EXERCISE MATERIAL:
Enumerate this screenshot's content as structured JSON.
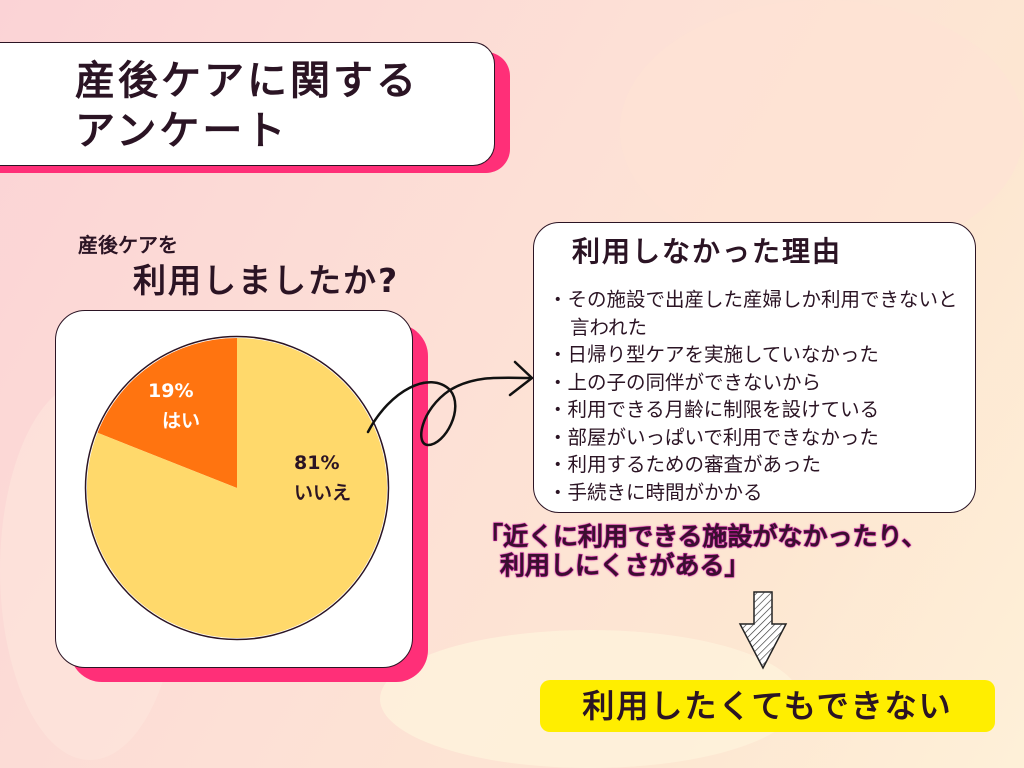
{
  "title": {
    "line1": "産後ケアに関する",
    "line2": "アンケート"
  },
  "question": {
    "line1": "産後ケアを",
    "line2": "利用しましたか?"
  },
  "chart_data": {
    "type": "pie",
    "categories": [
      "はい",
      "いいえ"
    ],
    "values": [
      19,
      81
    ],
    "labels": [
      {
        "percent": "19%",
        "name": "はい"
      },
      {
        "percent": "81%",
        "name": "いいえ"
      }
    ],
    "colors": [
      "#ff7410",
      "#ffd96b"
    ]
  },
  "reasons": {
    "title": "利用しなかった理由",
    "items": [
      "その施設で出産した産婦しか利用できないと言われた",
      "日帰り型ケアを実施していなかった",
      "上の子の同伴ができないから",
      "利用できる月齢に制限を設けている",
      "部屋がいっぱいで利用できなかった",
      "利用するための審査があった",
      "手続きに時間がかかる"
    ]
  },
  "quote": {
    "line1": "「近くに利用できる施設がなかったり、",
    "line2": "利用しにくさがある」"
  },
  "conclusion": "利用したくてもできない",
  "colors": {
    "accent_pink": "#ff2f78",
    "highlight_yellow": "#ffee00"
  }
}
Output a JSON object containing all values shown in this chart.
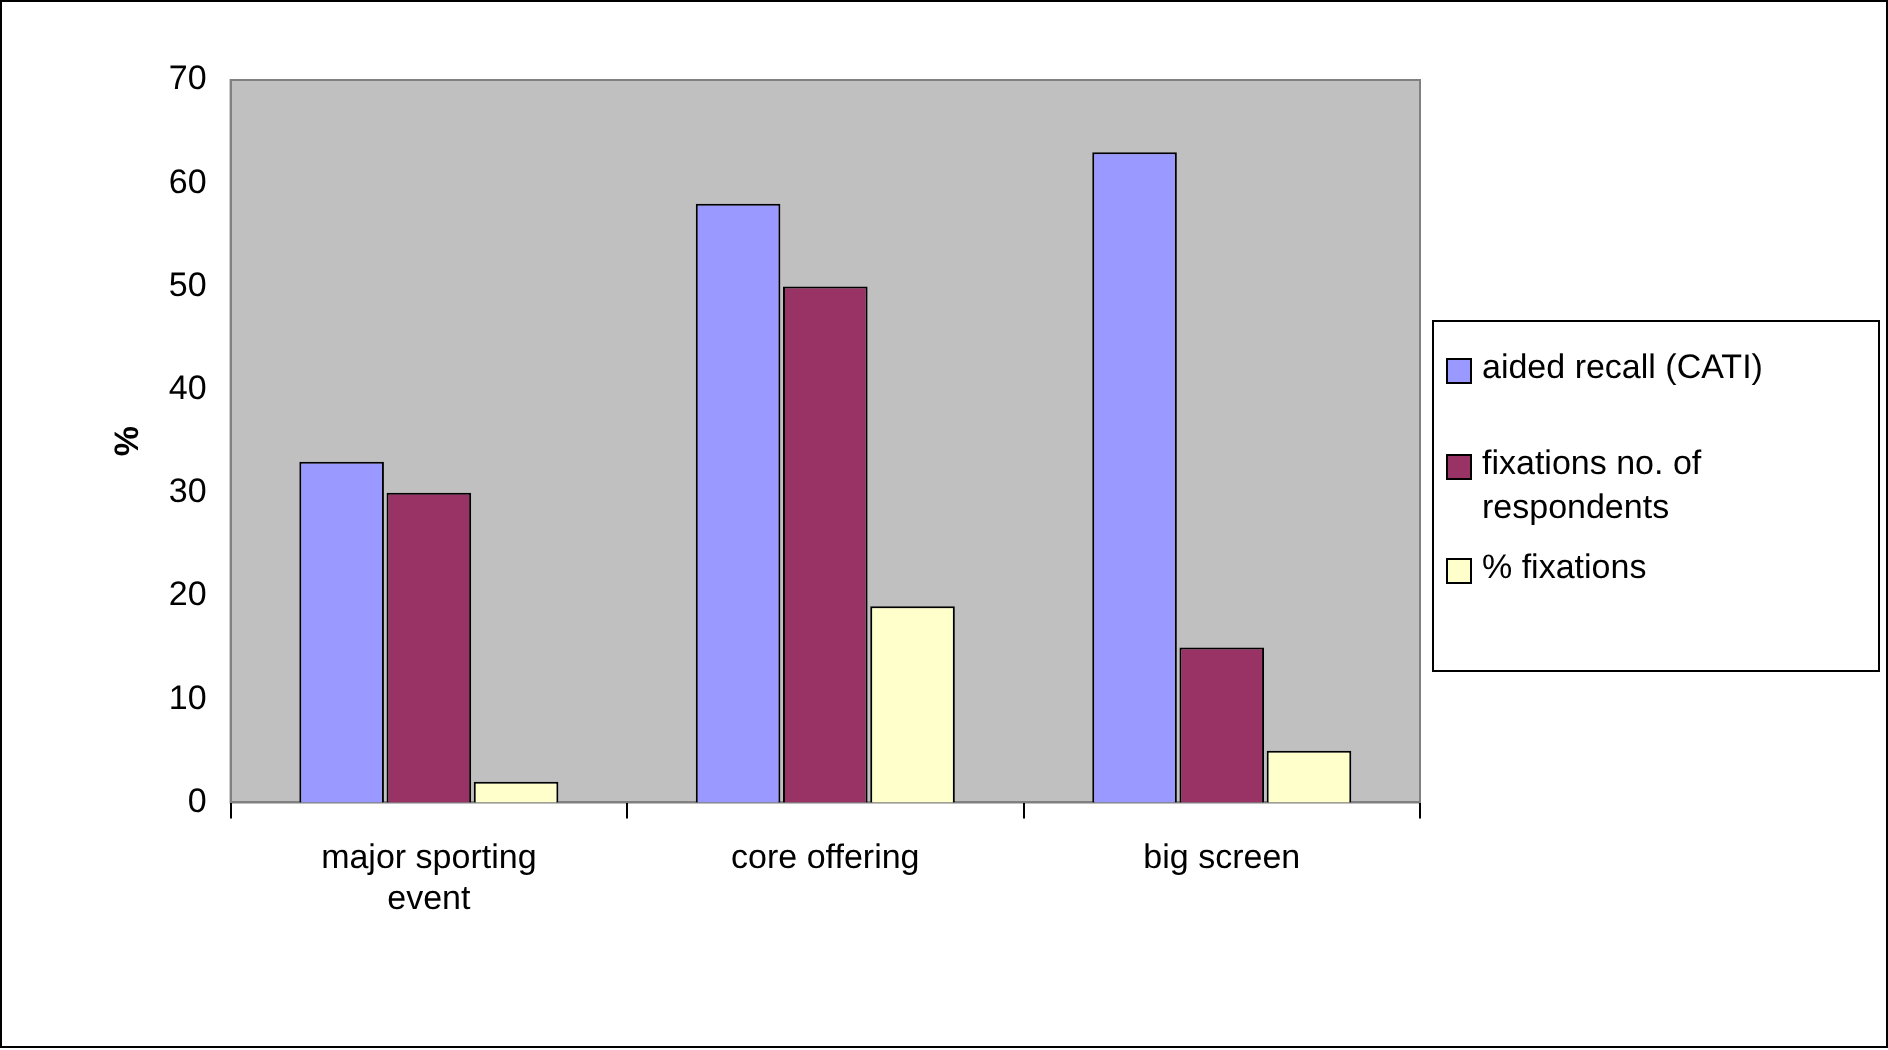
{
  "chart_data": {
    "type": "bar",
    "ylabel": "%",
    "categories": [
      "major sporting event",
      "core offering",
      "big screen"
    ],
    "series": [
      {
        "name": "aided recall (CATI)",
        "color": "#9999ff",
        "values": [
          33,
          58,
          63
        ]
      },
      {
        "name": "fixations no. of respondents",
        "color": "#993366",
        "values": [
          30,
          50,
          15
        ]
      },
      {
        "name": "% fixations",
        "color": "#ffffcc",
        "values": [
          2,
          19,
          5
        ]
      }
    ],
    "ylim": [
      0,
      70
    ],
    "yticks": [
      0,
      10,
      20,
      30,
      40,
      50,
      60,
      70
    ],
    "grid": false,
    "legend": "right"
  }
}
---
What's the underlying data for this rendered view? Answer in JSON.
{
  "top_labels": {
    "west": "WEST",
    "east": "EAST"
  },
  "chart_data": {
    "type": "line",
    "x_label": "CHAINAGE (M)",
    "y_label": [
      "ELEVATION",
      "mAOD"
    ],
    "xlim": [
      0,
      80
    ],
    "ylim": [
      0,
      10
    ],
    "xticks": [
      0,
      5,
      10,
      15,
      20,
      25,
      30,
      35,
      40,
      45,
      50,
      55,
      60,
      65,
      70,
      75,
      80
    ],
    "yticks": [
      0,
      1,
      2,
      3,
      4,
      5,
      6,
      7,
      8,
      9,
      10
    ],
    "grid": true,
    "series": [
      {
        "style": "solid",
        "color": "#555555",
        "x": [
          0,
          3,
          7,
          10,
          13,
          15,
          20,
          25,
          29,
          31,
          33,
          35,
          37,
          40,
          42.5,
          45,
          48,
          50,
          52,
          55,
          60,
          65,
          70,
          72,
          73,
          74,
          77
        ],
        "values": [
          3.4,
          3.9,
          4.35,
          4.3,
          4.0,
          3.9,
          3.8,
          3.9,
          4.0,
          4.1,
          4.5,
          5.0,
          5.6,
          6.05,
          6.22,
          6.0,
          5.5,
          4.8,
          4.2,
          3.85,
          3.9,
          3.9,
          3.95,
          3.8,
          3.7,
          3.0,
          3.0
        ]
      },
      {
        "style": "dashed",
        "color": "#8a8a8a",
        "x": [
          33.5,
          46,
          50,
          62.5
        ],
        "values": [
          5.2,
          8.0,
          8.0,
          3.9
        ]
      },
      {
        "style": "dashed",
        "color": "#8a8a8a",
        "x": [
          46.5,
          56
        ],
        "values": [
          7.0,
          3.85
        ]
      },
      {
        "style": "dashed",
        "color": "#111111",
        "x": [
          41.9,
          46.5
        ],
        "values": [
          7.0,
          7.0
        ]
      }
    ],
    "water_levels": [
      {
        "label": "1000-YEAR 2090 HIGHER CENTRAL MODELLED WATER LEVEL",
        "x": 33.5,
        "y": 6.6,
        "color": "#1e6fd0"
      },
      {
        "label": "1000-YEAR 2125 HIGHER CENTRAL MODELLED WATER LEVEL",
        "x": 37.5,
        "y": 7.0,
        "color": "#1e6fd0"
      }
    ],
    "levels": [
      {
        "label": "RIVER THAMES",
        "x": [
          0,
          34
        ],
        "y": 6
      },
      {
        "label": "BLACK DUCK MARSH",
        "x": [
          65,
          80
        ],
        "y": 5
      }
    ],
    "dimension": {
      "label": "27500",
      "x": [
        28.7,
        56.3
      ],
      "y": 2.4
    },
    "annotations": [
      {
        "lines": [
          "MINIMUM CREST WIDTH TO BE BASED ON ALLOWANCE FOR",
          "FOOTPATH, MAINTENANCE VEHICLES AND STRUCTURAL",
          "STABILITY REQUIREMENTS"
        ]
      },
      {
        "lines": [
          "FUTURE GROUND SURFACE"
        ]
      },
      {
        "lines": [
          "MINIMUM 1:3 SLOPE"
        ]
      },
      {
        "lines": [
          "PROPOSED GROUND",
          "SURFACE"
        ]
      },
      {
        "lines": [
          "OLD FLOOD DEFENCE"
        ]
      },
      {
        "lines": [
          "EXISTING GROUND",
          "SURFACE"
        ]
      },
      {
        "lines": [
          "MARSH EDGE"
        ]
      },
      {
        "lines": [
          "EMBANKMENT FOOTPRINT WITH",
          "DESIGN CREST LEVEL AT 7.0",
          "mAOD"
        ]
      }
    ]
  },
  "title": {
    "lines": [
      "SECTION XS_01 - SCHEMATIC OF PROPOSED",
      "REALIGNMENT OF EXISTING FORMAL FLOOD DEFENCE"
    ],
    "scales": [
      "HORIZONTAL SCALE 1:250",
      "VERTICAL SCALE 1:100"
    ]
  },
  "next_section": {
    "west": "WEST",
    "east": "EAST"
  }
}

WORK INSTRUCTIONS:
Count the lines above that contain the word "DEFENCE". Give only the number.

WRITTEN RESPONSE:
2